> **MATERIAL SHOWN**:
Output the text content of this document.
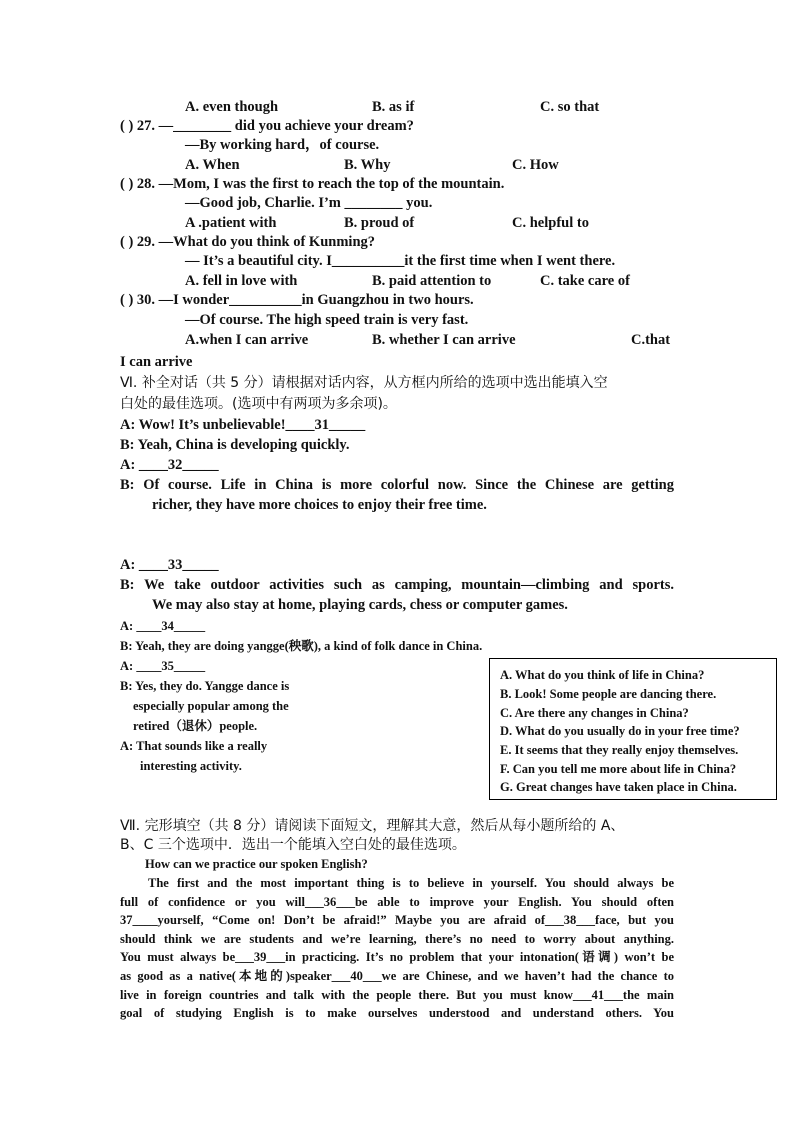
A. even though	B. as if	C. so that
( ) 27. —________ did you achieve your dream?
—By working hard，of course.
A. When	B. Why	C. How
( ) 28. —Mom, I was the first to reach the top of the mountain.
—Good job, Charlie. I’m ________ you.
A .patient with	B. proud of	C. helpful to
( ) 29. —What do you think of Kunming?
— It’s a beautiful city. I__________it the first time when I went there.
A. fell in love with	B. paid attention to	C. take care of
( ) 30. —I wonder__________in Guangzhou in two hours.
—Of course. The high speed train is very fast.
A.when I can arrive	B. whether I can arrive	C.that
I can arrive
Ⅵ. 补全对话（共 5 分）请根据对话内容，从方框内所给的选项中选出能填入空
白处的最佳选项。(选项中有两项为多余项)。
A: Wow! It’s unbelievable!____31_____
B: Yeah, China is developing quickly.
A: ____32_____
B: Of course. Life in China is more colorful now. Since the Chinese are getting
richer, they have more choices to enjoy their free time.
A: ____33_____
B: We take outdoor activities such as camping, mountain—climbing and sports.
We may also stay at home, playing cards, chess or computer games.
A: ____34_____
B: Yeah, they are doing yangge(秧歌), a kind of folk dance in China.
A: ____35_____
B: Yes, they do. Yangge dance is
especially popular among the
retired（退休）people.
A: That sounds like a really
interesting activity.
A. What do you think of life in China?
B. Look! Some people are dancing there.
C. Are there any changes in China?
D. What do you usually do in your free time?
E. It seems that they really enjoy themselves.
F. Can you tell me more about life in China?
G. Great changes have taken place in China.
Ⅶ. 完形填空（共 8 分）请阅读下面短文，理解其大意，然后从每小题所给的 A、
B、C 三个选项中．选出一个能填入空白处的最佳选项。
How can we practice our spoken English?
The first and the most important thing is to believe in yourself. You should always be
full of confidence or you will___36___be able to improve your English. You should often
37____yourself, “Come on! Don’t be afraid!” Maybe you are afraid of___38___face, but you
should think we are students and we’re learning, there’s no need to worry about anything.
You must always be___39___in practicing. It’s no problem that your intonation(语调) won’t be
as good as a native(本地的)speaker___40___we are Chinese, and we haven’t had the chance to
live in foreign countries and talk with the people there. But you must know___41___the main
goal of studying English is to make ourselves understood and understand others. You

> **WHAT YOU NEED TO DO**: Copy every line that contains the string "people".

> **RIGHT ANSWER**:
retired（退休）people.
B. Look! Some people are dancing there.
live in foreign countries and talk with the people there. But you must know___41___the main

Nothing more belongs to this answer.